> _EXCERPTED TEXT_
__________________________________________________

# Vector data
This lesson will cover Vector data, giving some theoretical background, introduce
Vector storage formats and finally explore Python libraries for Vector data access and manipulation.

## Background reading

* https://docs.qgis.org/2.8/en/docs/training_manual/basic_map/vector_data.html

## What is vector data?
Vector data is spatial data, generally consisting of two parts: 

* Geometry
* Attributes

**Geometries** are the *Points, Lines and Polygons* as introduced in the [Geometries Lesson](02-geometry.ipynb).
They represent the "shape" of the real-world phenomenon. 
**Attribute** data is information appended to the Geometry (or the other way around) 
usually in tabular format ("records"). Together, this combination Geometry+Attributes 
is often called a (Spatial) **Feature**.

![Vector Data in QGIS](images/qgis-attr-table.png)

A [Triangulated Irregular network (TIN)](https://en.wikipedia.org/wiki/Triangulated_irregular_network) 
is also an example of Vector data.

## Vector data formats
There are currently [over 100 vector data formats](https://gdal.org/drivers/vector/index.html) used for storage, e.g. files, and for data transfer.
The most common formats are presented below. 

> Tip: [ogr2ogr](https://gdal.org/programs/ogr2ogr.html) is a GDAL/OGR commandline utility
> that allows you to convert between most vector formats.

__________________________________________________

> _AVAILABLE DATA_
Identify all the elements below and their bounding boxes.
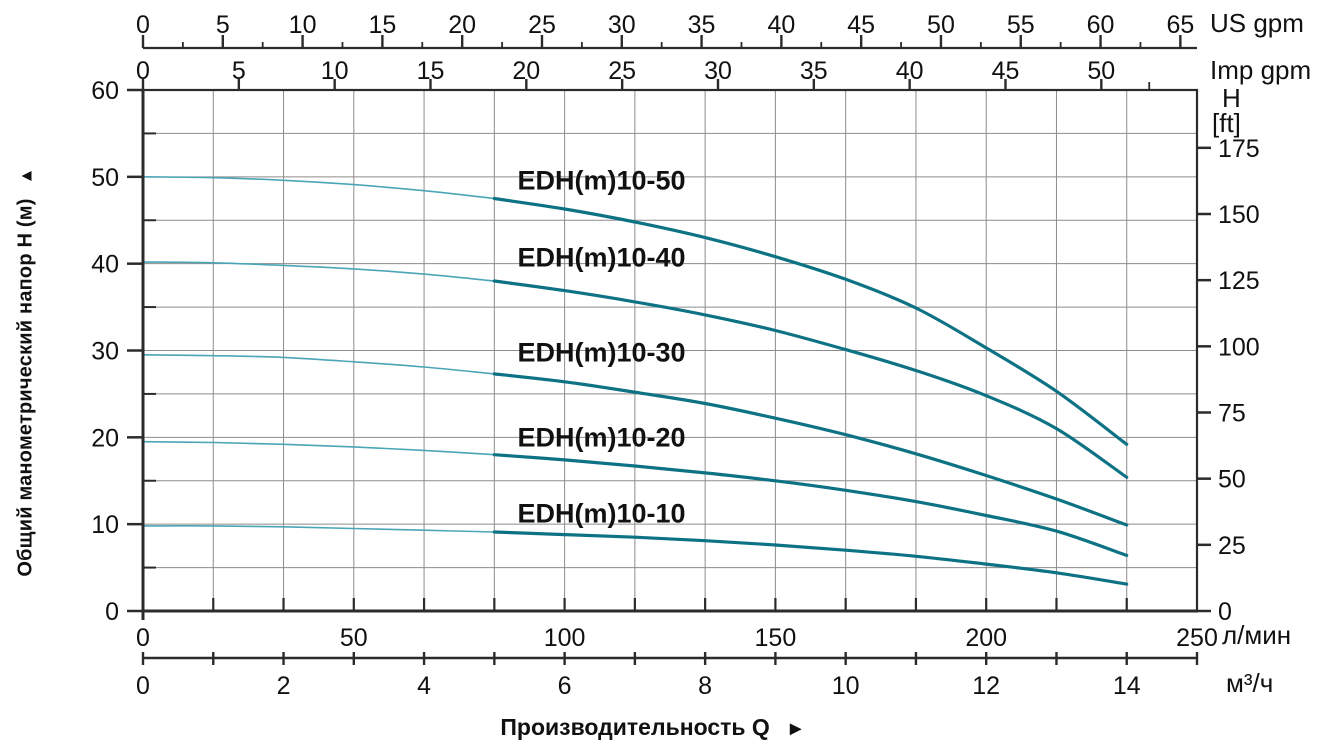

__________________________________________________

> _CHALLENGE 1_
Copy the stretch of the vector data lesson from "usually in tabular" through "for data transfer.", word for word.
> _CHALLENGE 2_
Continue the vector data lesson from the point where it stops.
The data has nothing to do with any of this.

> _TASK ANSWER 1_
usually in tabular format ("records"). Together, this combination Geometry+Attributes 
is often called a (Spatial) **Feature**.

![Vector Data in QGIS](images/qgis-attr-table.png)

A [Triangulated Irregular network (TIN)](https://en.wikipedia.org/wiki/Triangulated_irregular_network) 
is also an example of Vector data.

## Vector data formats
There are currently [over 100 vector data formats](https://gdal.org/drivers/vector/index.html) used for storage, e.g. files, and for data transfer.

> _TASK ANSWER 2_
### ESRI Shapefile

[ESRI Shapefile](https://en.wikipedia.org/wiki/Shapefile) is a file-based format. It consists of at least 3 files:

* .shp containing geometry
* .shx containing index
* .dbf attribute table

The ESRI Shapefile is one of the oldest formats, some even call it a [Curse in Geoinformatics](https://www.slideshare.net/jachym/switch-from-shapefile), and is more and more replaced by GeoPackage.

### GeoPackage

[GeoPackage](https://www.geopackage.org/) is a relatively new but promising spatial data format based on [SQLite](https://www.sqlite.org). 

The [OGC GeoPackage Encoding Standard](http://www.opengeospatial.org/standards/geopackage) describes a set of conventions for storing the following 
within an SQLite database:
  
* vector features
* tile matrix sets of imagery and raster maps at various scales
* attributes (non-spatial data)
* extensions
  
Thus GeoPackage can store vector as well as raster data. GeoPackage is by some called "The Shapefile Killer".

### GeoJSON

[GeoJSON](http://geojson.org) is a simple JSON-based format to encode vector Features. 
It is increasingly popular, especially among web developers.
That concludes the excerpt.